Set exercise: Go through the entries below and retype them exactly, omitting each picture.

Saved data entries:
........

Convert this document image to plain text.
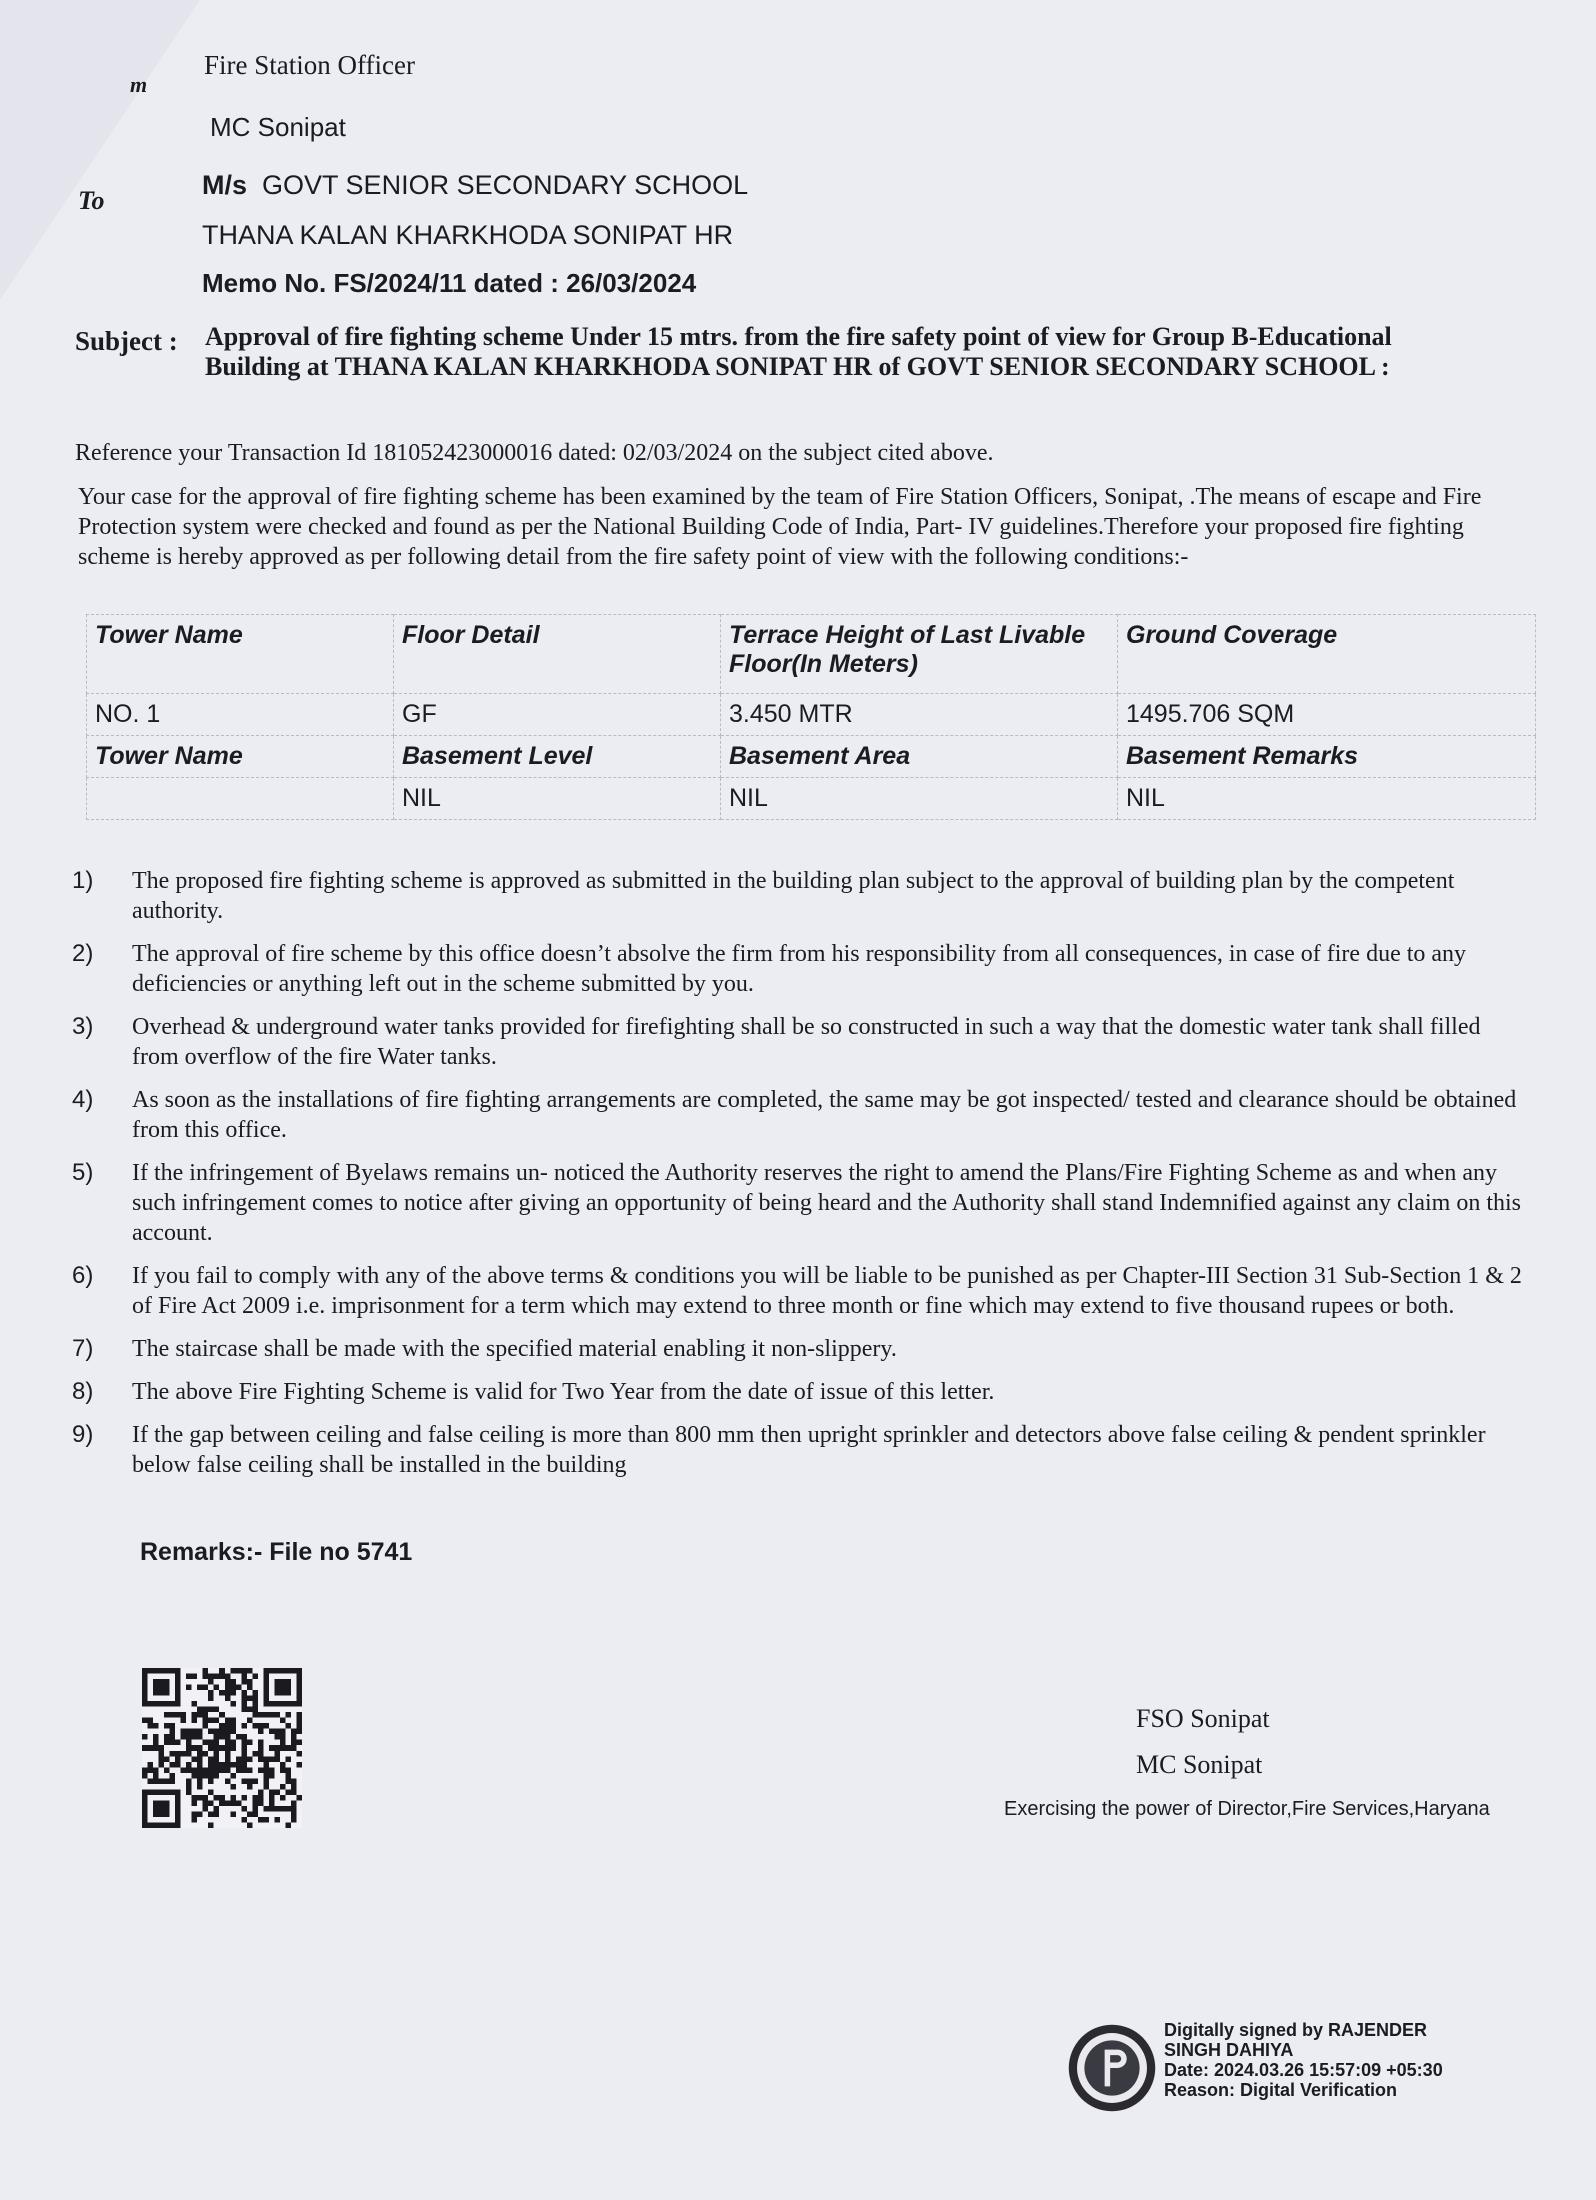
m
Fire Station Officer
MC Sonipat
To
M/s GOVT SENIOR SECONDARY SCHOOL
THANA KALAN KHARKHODA SONIPAT HR
Memo No. FS/2024/11 dated : 26/03/2024
Subject : Approval of fire fighting scheme Under 15 mtrs. from the fire safety point of view for Group B-Educational Building at THANA KALAN KHARKHODA SONIPAT HR of GOVT SENIOR SECONDARY SCHOOL :
Reference your Transaction Id 181052423000016 dated: 02/03/2024 on the subject cited above.
Your case for the approval of fire fighting scheme has been examined by the team of Fire Station Officers, Sonipat, .The means of escape and Fire Protection system were checked and found as per the National Building Code of India, Part- IV guidelines.Therefore your proposed fire fighting scheme is hereby approved as per following detail from the fire safety point of view with the following conditions:-
Tower Name	Floor Detail	Terrace Height of Last Livable Floor(In Meters)	Ground Coverage
NO. 1	GF	3.450 MTR	1495.706 SQM
Tower Name	Basement Level	Basement Area	Basement Remarks
	NIL	NIL	NIL
1)	The proposed fire fighting scheme is approved as submitted in the building plan subject to the approval of building plan by the competent authority.
2)	The approval of fire scheme by this office doesn’t absolve the firm from his responsibility from all consequences, in case of fire due to any deficiencies or anything left out in the scheme submitted by you.
3)	Overhead & underground water tanks provided for firefighting shall be so constructed in such a way that the domestic water tank shall filled from overflow of the fire Water tanks.
4)	As soon as the installations of fire fighting arrangements are completed, the same may be got inspected/ tested and clearance should be obtained from this office.
5)	If the infringement of Byelaws remains un- noticed the Authority reserves the right to amend the Plans/Fire Fighting Scheme as and when any such infringement comes to notice after giving an opportunity of being heard and the Authority shall stand Indemnified against any claim on this account.
6)	If you fail to comply with any of the above terms & conditions you will be liable to be punished as per Chapter-III Section 31 Sub-Section 1 & 2 of Fire Act 2009 i.e. imprisonment for a term which may extend to three month or fine which may extend to five thousand rupees or both.
7)	The staircase shall be made with the specified material enabling it non-slippery.
8)	The above Fire Fighting Scheme is valid for Two Year from the date of issue of this letter.
9)	If the gap between ceiling and false ceiling is more than 800 mm then upright sprinkler and detectors above false ceiling & pendent sprinkler below false ceiling shall be installed in the building
Remarks:- File no 5741
FSO Sonipat
MC Sonipat
Exercising the power of Director,Fire Services,Haryana
Digitally signed by RAJENDER
SINGH DAHIYA
Date: 2024.03.26 15:57:09 +05:30
Reason: Digital Verification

........

Answer for this exercise:
Convert this document image to plain text.
m
Fire Station Officer
MC Sonipat
To
M/s GOVT SENIOR SECONDARY SCHOOL
THANA KALAN KHARKHODA SONIPAT HR
Memo No. FS/2024/11 dated : 26/03/2024
Subject : Approval of fire fighting scheme Under 15 mtrs. from the fire safety point of view for Group B-Educational Building at THANA KALAN KHARKHODA SONIPAT HR of GOVT SENIOR SECONDARY SCHOOL :
Reference your Transaction Id 181052423000016 dated: 02/03/2024 on the subject cited above.
Your case for the approval of fire fighting scheme has been examined by the team of Fire Station Officers, Sonipat, .The means of escape and Fire Protection system were checked and found as per the National Building Code of India, Part- IV guidelines.Therefore your proposed fire fighting scheme is hereby approved as per following detail from the fire safety point of view with the following conditions:-
Tower Name	Floor Detail	Terrace Height of Last Livable Floor(In Meters)	Ground Coverage
NO. 1	GF	3.450 MTR	1495.706 SQM
Tower Name	Basement Level	Basement Area	Basement Remarks
	NIL	NIL	NIL
1)	The proposed fire fighting scheme is approved as submitted in the building plan subject to the approval of building plan by the competent authority.
2)	The approval of fire scheme by this office doesn’t absolve the firm from his responsibility from all consequences, in case of fire due to any deficiencies or anything left out in the scheme submitted by you.
3)	Overhead & underground water tanks provided for firefighting shall be so constructed in such a way that the domestic water tank shall filled from overflow of the fire Water tanks.
4)	As soon as the installations of fire fighting arrangements are completed, the same may be got inspected/ tested and clearance should be obtained from this office.
5)	If the infringement of Byelaws remains un- noticed the Authority reserves the right to amend the Plans/Fire Fighting Scheme as and when any such infringement comes to notice after giving an opportunity of being heard and the Authority shall stand Indemnified against any claim on this account.
6)	If you fail to comply with any of the above terms & conditions you will be liable to be punished as per Chapter-III Section 31 Sub-Section 1 & 2 of Fire Act 2009 i.e. imprisonment for a term which may extend to three month or fine which may extend to five thousand rupees or both.
7)	The staircase shall be made with the specified material enabling it non-slippery.
8)	The above Fire Fighting Scheme is valid for Two Year from the date of issue of this letter.
9)	If the gap between ceiling and false ceiling is more than 800 mm then upright sprinkler and detectors above false ceiling & pendent sprinkler below false ceiling shall be installed in the building
Remarks:- File no 5741
FSO Sonipat
MC Sonipat
Exercising the power of Director,Fire Services,Haryana
Digitally signed by RAJENDER
SINGH DAHIYA
Date: 2024.03.26 15:57:09 +05:30
Reason: Digital Verification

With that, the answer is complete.